▸ **What you need to do**:
Extract all lines that hold "które" from the records below.

(Records from a data collection)
>> Start
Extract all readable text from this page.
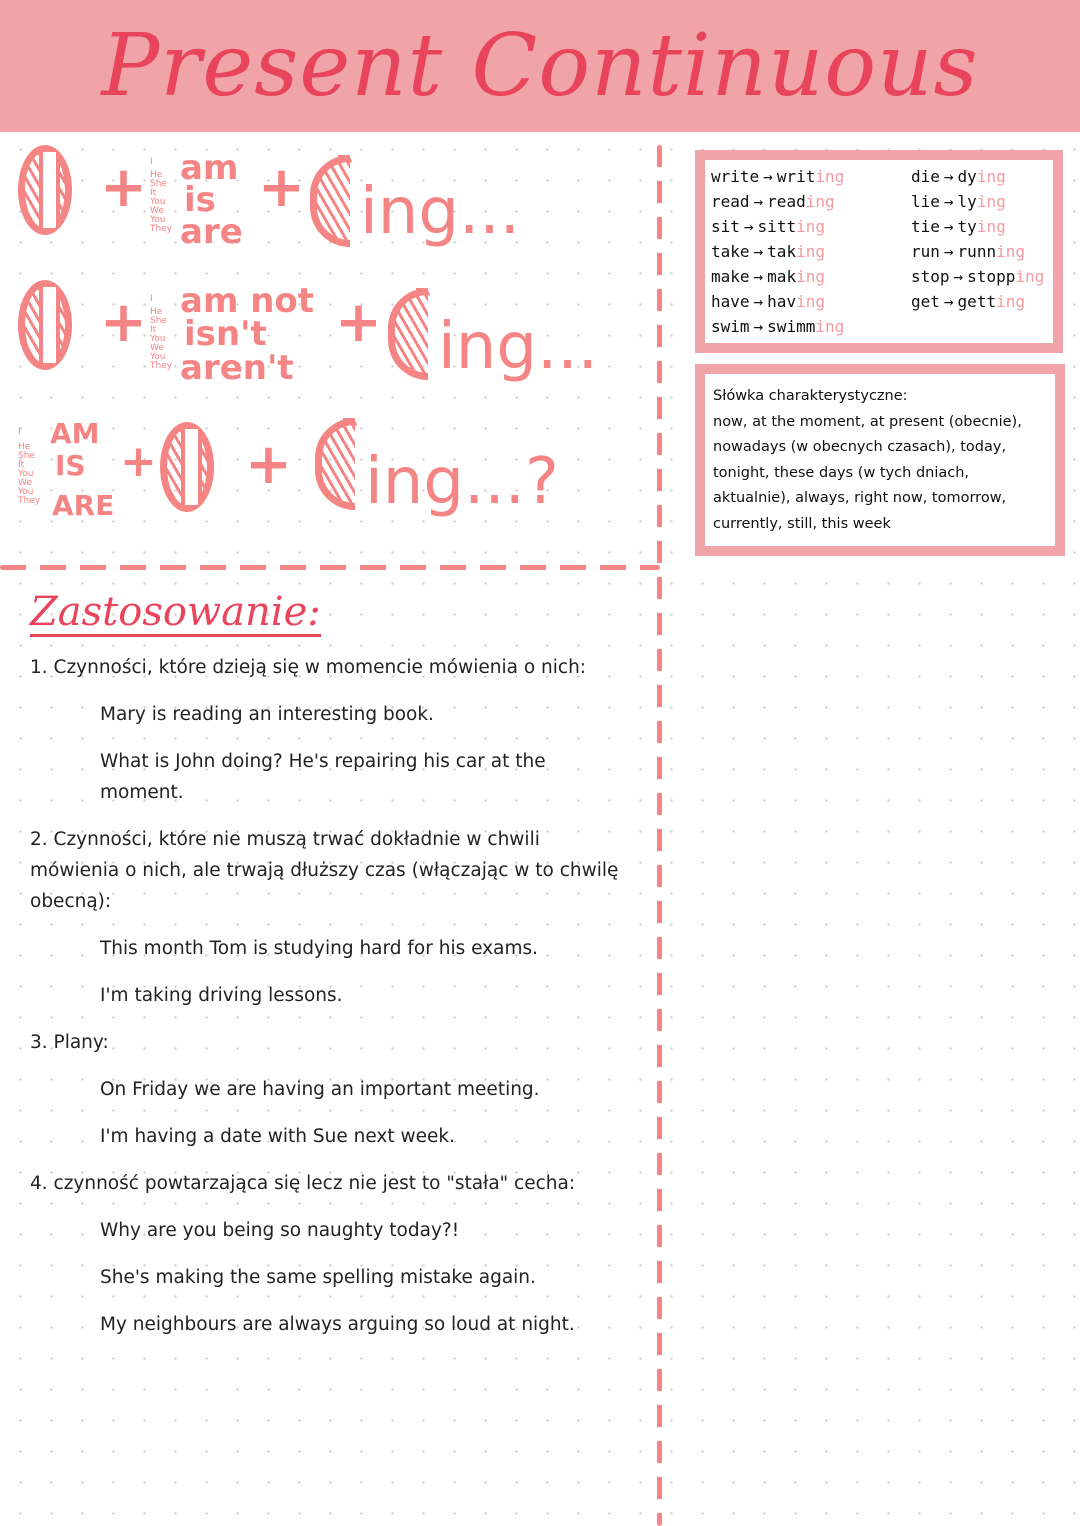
Present Continuous
+ I
He
She
It
You
We
You
They
am
is
are
+ ing...
+ I
He
She
It
You
We
You
They
am not
isn't
aren't
+ ing...
I
He
She
It
You
We
You
They
AM
IS
ARE
+ + ing...?
write → writing
read → reading
sit → sitting
take → taking
make → making
have → having
swim → swimming
die → dying
lie → lying
tie → tying
run → running
stop → stopping
get → getting
Słówka charakterystyczne:
now, at the moment, at present (obecnie), nowadays (w obecnych czasach), today, tonight, these days (w tych dniach, aktualnie), always, right now, tomorrow, currently, still, this week
Zastosowanie:
1. Czynności, które dzieją się w momencie mówienia o nich:
Mary is reading an interesting book.
What is John doing? He's repairing his car at the moment.
2. Czynności, które nie muszą trwać dokładnie w chwili mówienia o nich, ale trwają dłuższy czas (włączając w to chwilę obecną):
This month Tom is studying hard for his exams.
I'm taking driving lessons.
3. Plany:
On Friday we are having an important meeting.
I'm having a date with Sue next week.
4. czynność powtarzająca się lecz nie jest to "stała" cecha:
Why are you being so naughty today?!
She's making the same spelling mistake again.
My neighbours are always arguing so loud at night.
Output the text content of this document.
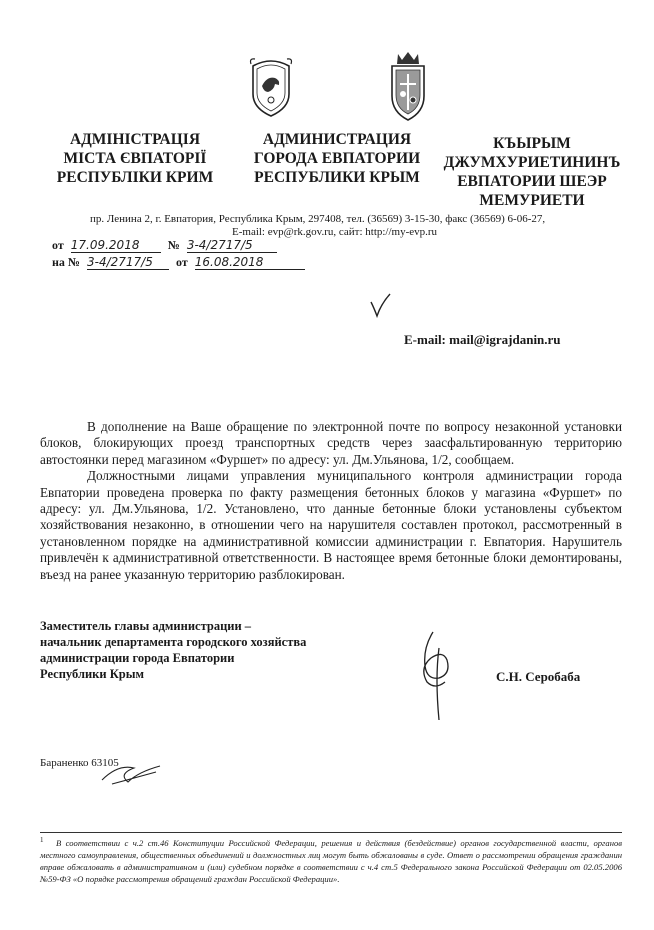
АДМІНІСТРАЦІЯ
МІСТА ЄВПАТОРІЇ
РЕСПУБЛІКИ КРИМ
АДМИНИСТРАЦИЯ
ГОРОДА ЕВПАТОРИИ
РЕСПУБЛИКИ КРЫМ
КЪЫРЫМ
ДЖУМХУРИЕТИНИНЪ
ЕВПАТОРИИ ШЕЭР
МЕМУРИЕТИ
пр. Ленина 2, г. Евпатория, Республика Крым, 297408, тел. (36569) 3-15-30, факс (36569) 6-06-27,
E-mail: evp@rk.gov.ru, сайт: http://my-evp.ru
от 17.09.2018 № 3-4/2717/5
на № 3-4/2717/5 от 16.08.2018
E-mail: mail@igrajdanin.ru

В дополнение на Ваше обращение по электронной почте по вопросу незаконной установки блоков, блокирующих проезд транспортных средств через заасфальтированную территорию автостоянки перед магазином «Фуршет» по адресу: ул. Дм.Ульянова, 1/2, сообщаем.

Должностными лицами управления муниципального контроля администрации города Евпатории проведена проверка по факту размещения бетонных блоков у магазина «Фуршет» по адресу: ул. Дм.Ульянова, 1/2. Установлено, что данные бетонные блоки установлены субъектом хозяйствования незаконно, в отношении чего на нарушителя составлен протокол, рассмотренный в установленном порядке на административной комиссии администрации г. Евпатория. Нарушитель привлечён к административной ответственности. В настоящее время бетонные блоки демонтированы, въезд на ранее указанную территорию разблокирован.

Заместитель главы администрации –
начальник департамента городского хозяйства
администрации города Евпатории
Республики Крым	С.Н. Серобаба
Бараненко 63105
$^1$ В соответствии с ч.2 ст.46 Конституции Российской Федерации, решения и действия (бездействие) органов государственной власти, органов местного самоуправления, общественных объединений и должностных лиц могут быть обжалованы в суде. Ответ о рассмотрении обращения гражданин вправе обжаловать в административном и (или) судебном порядке в соответствии с ч.4 ст.5 Федерального закона Российской Федерации от 02.05.2006 №59-ФЗ «О порядке рассмотрения обращений граждан Российской Федерации».
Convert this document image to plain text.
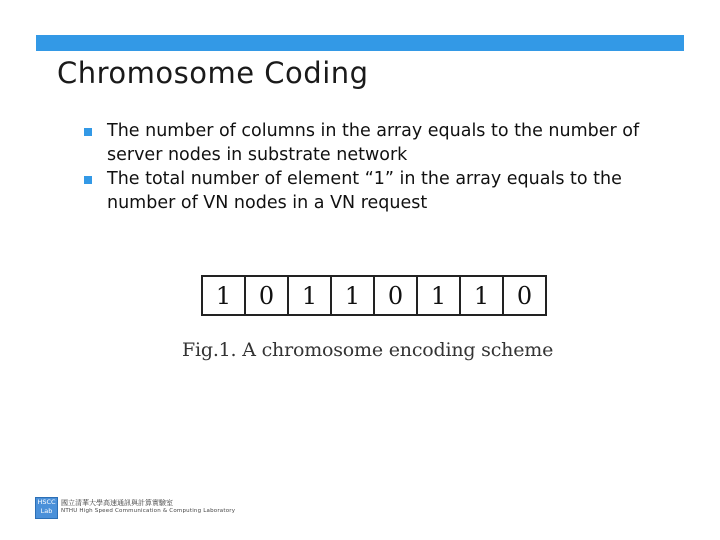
Chromosome Coding
The number of columns in the array equals to the number of server nodes in substrate network
The total number of element “1” in the array equals to the number of VN nodes in a VN request
1	0	1	1	0	1	1	0
Fig.1. A chromosome encoding scheme
HSCC Lab
國立清華大學高速通訊與計算實驗室
NTHU High Speed Communication & Computing Laboratory
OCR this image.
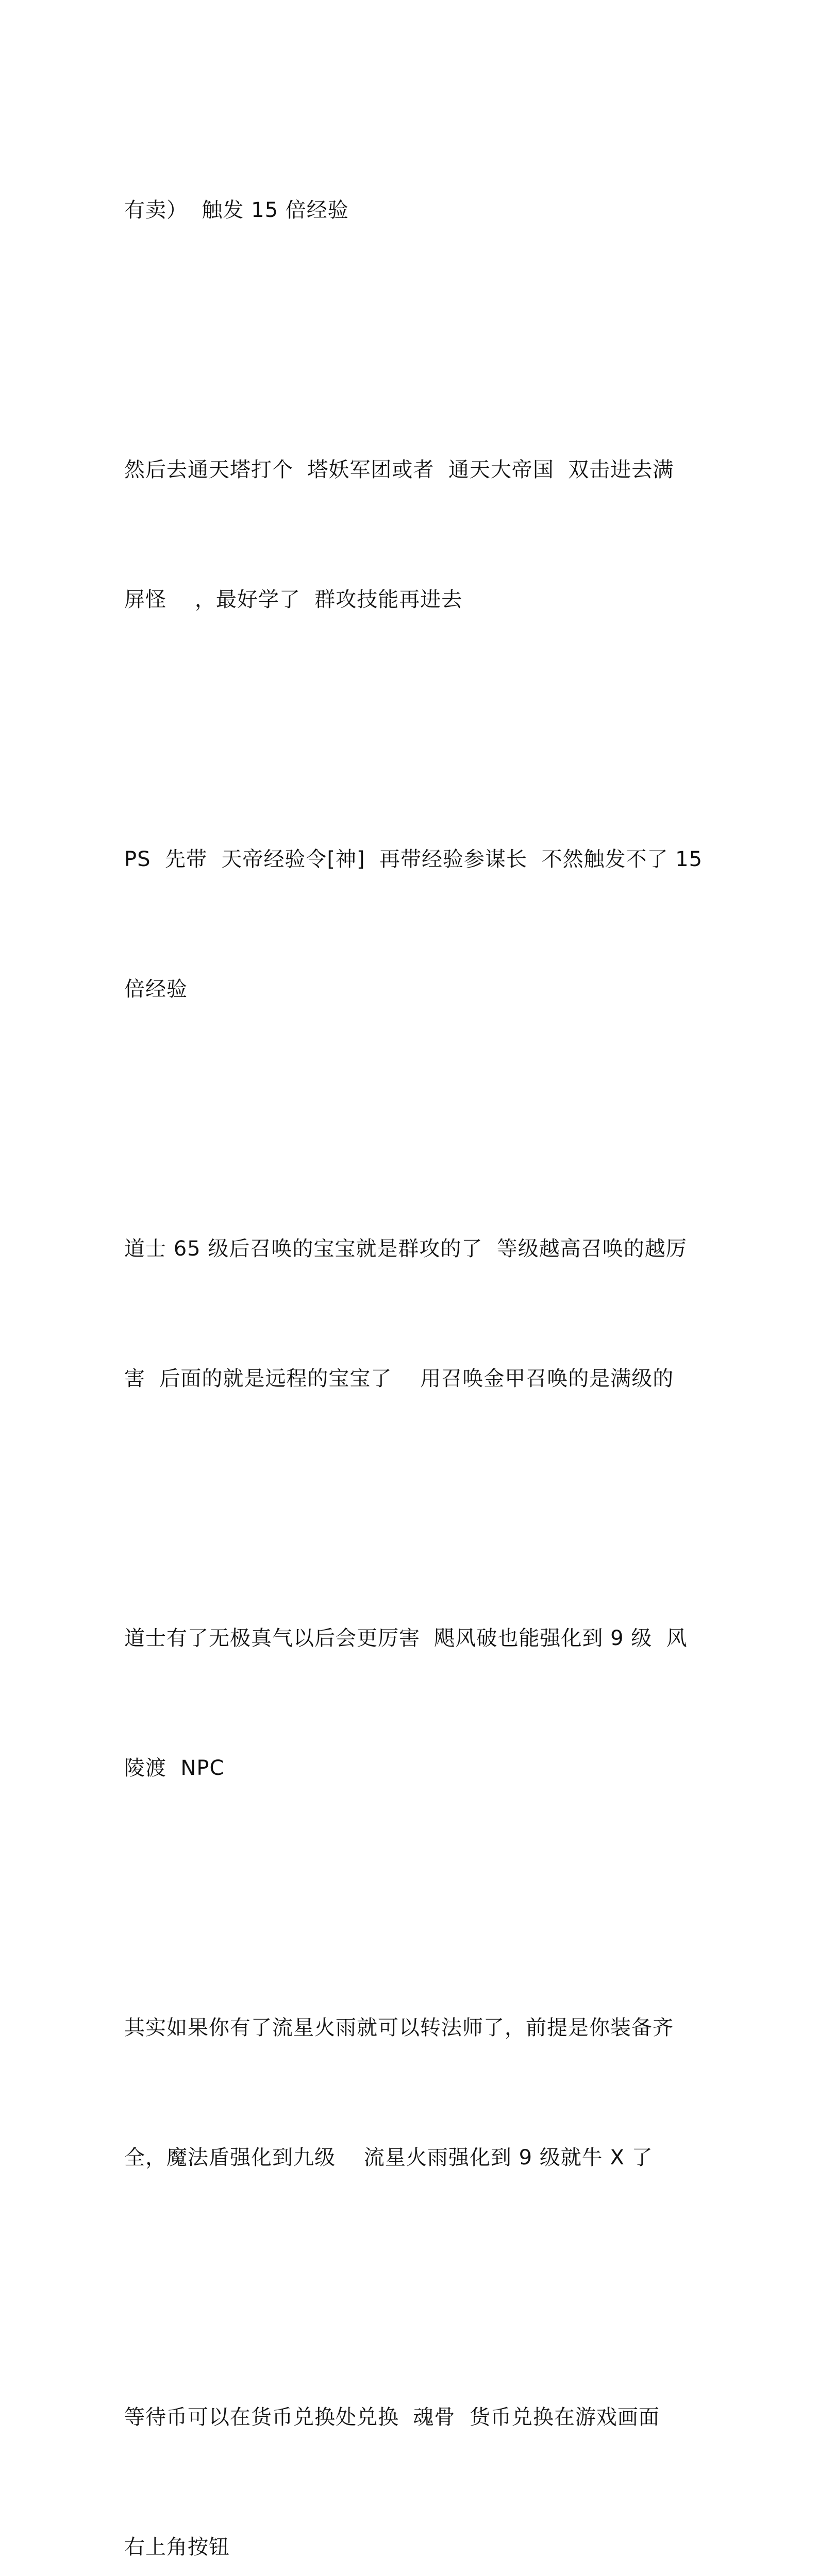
有卖）  触发 15 倍经验

然后去通天塔打个  塔妖军团或者  通天大帝国  双击进去满

屏怪    ，最好学了  群攻技能再进去

PS  先带  天帝经验令[神]  再带经验参谋长  不然触发不了 15

倍经验

道士 65 级后召唤的宝宝就是群攻的了  等级越高召唤的越厉

害  后面的就是远程的宝宝了    用召唤金甲召唤的是满级的

道士有了无极真气以后会更厉害  飓风破也能强化到 9 级  风

陵渡  NPC

其实如果你有了流星火雨就可以转法师了，前提是你装备齐

全，魔法盾强化到九级    流星火雨强化到 9 级就牛 X 了

等待币可以在货币兑换处兑换  魂骨  货币兑换在游戏画面

右上角按钮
>> End
▸ **Exercise response**:
1. Czynności, które dzieją się w momencie mówienia o nich:
2. Czynności, które nie muszą trwać dokładnie w chwili mówienia o nich, ale trwają dłuższy czas (włączając w to chwilę obecną):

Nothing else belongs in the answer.